Which lines include the word "their"? Copy each of them.
..........
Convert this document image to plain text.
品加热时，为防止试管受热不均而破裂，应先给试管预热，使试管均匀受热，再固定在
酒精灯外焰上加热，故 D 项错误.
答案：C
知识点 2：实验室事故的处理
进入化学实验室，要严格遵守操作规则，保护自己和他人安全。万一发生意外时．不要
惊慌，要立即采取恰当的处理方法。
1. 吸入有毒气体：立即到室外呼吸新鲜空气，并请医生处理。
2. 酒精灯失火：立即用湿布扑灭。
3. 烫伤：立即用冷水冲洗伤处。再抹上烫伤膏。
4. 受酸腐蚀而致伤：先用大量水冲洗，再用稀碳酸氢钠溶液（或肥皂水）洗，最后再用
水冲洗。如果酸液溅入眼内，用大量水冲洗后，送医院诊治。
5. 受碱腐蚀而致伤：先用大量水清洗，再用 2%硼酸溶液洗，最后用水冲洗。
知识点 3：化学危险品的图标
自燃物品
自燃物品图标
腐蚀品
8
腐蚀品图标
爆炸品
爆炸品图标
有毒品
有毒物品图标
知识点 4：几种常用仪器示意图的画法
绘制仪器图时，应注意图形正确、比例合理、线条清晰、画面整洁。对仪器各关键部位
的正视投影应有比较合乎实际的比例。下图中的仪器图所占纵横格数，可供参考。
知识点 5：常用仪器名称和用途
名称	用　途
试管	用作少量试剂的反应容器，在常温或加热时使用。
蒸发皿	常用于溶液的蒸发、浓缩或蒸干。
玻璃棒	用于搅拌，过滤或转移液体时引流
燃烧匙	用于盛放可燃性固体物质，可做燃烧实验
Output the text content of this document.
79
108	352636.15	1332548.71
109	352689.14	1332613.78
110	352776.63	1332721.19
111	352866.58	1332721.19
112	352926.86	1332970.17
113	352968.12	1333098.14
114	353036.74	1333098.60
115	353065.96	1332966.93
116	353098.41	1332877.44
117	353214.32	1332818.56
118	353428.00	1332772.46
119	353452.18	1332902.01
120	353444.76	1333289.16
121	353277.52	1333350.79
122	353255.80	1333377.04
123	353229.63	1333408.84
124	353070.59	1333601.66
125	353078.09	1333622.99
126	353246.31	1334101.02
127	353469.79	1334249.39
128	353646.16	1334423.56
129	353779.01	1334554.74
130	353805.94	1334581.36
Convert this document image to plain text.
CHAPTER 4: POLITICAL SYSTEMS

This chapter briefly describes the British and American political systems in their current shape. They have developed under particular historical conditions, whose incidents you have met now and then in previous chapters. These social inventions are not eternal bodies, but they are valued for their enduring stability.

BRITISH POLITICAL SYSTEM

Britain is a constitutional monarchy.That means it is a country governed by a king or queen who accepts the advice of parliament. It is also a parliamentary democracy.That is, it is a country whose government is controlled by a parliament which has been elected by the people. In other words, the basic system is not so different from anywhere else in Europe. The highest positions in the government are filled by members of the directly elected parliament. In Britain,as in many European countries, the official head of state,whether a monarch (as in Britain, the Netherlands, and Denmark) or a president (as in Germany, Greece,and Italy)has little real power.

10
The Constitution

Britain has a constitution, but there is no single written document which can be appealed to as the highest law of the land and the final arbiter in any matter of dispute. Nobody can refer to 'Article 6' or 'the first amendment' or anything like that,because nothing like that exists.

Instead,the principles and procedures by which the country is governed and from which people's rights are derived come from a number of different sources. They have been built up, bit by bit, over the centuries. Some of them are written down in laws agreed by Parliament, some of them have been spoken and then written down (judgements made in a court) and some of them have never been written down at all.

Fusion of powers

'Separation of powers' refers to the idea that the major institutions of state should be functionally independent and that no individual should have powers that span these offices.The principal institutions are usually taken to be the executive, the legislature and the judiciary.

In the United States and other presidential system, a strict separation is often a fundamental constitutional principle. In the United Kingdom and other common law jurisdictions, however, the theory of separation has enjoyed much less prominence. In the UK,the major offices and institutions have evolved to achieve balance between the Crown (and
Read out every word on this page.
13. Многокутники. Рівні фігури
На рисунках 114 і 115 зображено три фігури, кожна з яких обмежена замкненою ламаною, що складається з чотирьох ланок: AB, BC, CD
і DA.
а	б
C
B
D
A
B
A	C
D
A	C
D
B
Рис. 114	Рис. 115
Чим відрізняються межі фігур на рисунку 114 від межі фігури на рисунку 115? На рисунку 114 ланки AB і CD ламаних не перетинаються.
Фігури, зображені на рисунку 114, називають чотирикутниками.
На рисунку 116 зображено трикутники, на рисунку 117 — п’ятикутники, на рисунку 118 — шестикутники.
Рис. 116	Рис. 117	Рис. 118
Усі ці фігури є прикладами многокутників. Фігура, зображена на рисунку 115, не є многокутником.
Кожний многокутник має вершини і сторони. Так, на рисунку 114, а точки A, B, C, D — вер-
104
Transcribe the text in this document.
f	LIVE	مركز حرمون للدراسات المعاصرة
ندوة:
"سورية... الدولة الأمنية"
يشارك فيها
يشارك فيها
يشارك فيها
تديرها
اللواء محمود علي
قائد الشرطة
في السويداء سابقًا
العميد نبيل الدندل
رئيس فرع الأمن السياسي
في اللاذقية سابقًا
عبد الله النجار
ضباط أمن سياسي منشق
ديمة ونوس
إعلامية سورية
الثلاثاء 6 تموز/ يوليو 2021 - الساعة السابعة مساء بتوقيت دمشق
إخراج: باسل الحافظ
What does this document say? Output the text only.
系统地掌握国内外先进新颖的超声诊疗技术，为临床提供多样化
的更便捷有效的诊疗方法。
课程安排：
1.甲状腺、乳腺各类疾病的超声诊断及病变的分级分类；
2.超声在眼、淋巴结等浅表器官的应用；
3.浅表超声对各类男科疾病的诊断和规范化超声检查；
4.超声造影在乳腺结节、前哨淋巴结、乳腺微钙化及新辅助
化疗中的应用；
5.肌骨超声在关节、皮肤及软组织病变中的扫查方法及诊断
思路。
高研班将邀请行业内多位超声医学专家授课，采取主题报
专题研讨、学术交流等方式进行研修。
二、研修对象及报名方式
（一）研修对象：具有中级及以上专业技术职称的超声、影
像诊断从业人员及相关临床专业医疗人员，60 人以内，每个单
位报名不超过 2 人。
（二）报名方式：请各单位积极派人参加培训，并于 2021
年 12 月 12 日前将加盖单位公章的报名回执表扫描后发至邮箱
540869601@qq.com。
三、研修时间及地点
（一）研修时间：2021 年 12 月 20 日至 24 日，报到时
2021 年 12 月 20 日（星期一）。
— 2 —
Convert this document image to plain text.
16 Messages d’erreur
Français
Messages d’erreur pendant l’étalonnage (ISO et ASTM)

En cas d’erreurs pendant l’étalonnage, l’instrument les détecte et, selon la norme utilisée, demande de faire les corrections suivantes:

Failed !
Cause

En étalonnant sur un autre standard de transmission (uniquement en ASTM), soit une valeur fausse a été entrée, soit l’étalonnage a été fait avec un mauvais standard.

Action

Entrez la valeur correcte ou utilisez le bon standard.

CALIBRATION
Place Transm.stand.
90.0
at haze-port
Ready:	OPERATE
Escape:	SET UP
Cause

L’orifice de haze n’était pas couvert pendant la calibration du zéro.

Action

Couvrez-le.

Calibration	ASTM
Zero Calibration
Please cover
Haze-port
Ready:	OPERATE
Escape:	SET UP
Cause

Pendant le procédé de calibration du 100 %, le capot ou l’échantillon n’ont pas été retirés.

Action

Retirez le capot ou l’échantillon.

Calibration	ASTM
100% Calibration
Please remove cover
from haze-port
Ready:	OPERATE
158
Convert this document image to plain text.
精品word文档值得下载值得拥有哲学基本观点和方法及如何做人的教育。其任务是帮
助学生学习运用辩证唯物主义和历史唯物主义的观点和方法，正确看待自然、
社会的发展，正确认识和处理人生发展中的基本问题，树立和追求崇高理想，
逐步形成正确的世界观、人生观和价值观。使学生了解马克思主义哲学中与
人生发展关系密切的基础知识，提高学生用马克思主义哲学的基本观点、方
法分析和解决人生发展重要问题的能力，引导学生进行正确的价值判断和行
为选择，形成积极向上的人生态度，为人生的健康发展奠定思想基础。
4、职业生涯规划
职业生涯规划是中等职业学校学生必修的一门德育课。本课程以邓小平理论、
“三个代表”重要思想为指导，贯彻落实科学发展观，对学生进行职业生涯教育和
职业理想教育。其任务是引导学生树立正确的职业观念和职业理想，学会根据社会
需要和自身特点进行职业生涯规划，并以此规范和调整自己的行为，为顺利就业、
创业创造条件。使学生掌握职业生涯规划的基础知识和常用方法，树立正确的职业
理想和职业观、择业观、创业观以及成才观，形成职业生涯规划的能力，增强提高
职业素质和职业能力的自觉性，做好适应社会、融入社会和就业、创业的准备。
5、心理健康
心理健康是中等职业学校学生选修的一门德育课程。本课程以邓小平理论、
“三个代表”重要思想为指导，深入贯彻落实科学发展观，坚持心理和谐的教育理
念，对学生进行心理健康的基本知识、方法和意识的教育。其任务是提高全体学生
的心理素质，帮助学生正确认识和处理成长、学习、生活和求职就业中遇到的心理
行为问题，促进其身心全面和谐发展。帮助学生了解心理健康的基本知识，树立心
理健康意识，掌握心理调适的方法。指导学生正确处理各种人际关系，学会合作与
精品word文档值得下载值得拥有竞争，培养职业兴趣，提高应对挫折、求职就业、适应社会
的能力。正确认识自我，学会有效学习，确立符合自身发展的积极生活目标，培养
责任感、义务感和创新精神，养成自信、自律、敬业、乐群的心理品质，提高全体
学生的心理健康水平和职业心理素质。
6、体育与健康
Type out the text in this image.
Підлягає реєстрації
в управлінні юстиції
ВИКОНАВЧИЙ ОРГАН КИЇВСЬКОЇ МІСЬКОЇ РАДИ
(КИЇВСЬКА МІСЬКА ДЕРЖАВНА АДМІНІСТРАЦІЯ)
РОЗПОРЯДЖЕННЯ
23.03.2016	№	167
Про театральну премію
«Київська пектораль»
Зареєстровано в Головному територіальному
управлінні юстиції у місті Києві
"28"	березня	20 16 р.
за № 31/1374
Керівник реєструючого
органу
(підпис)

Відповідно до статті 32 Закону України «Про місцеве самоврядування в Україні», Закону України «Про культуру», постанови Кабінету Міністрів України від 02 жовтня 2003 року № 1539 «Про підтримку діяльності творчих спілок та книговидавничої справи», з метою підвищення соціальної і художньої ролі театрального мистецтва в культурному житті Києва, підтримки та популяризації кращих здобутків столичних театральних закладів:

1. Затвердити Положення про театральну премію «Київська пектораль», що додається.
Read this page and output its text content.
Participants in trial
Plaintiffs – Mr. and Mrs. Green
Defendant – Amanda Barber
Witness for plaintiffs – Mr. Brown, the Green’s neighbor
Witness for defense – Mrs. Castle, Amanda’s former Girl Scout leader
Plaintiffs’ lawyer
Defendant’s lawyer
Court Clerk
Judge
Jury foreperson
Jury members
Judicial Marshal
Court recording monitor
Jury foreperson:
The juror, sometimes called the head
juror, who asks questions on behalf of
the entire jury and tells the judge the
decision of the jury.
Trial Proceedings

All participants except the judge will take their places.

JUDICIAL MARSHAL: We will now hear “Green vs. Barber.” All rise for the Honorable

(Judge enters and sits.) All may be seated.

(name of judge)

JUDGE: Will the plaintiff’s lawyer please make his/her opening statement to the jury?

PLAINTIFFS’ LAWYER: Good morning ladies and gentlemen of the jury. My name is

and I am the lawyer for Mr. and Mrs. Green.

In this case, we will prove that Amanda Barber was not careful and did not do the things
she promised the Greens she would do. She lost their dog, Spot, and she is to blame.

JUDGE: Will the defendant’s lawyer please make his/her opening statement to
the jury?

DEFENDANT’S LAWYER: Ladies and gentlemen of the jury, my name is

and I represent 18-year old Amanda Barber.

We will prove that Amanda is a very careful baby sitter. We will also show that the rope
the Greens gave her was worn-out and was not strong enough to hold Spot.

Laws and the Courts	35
..........
-- RESPONSE TO THE EXERCISE --
This chapter briefly describes the British and American political systems in their current shape. They have developed under particular historical conditions, whose incidents you have met now and then in previous chapters. These social inventions are not eternal bodies, but they are valued for their enduring stability.
All participants except the judge will take their places.
she promised the Greens she would do. She lost their dog, Spot, and she is to blame.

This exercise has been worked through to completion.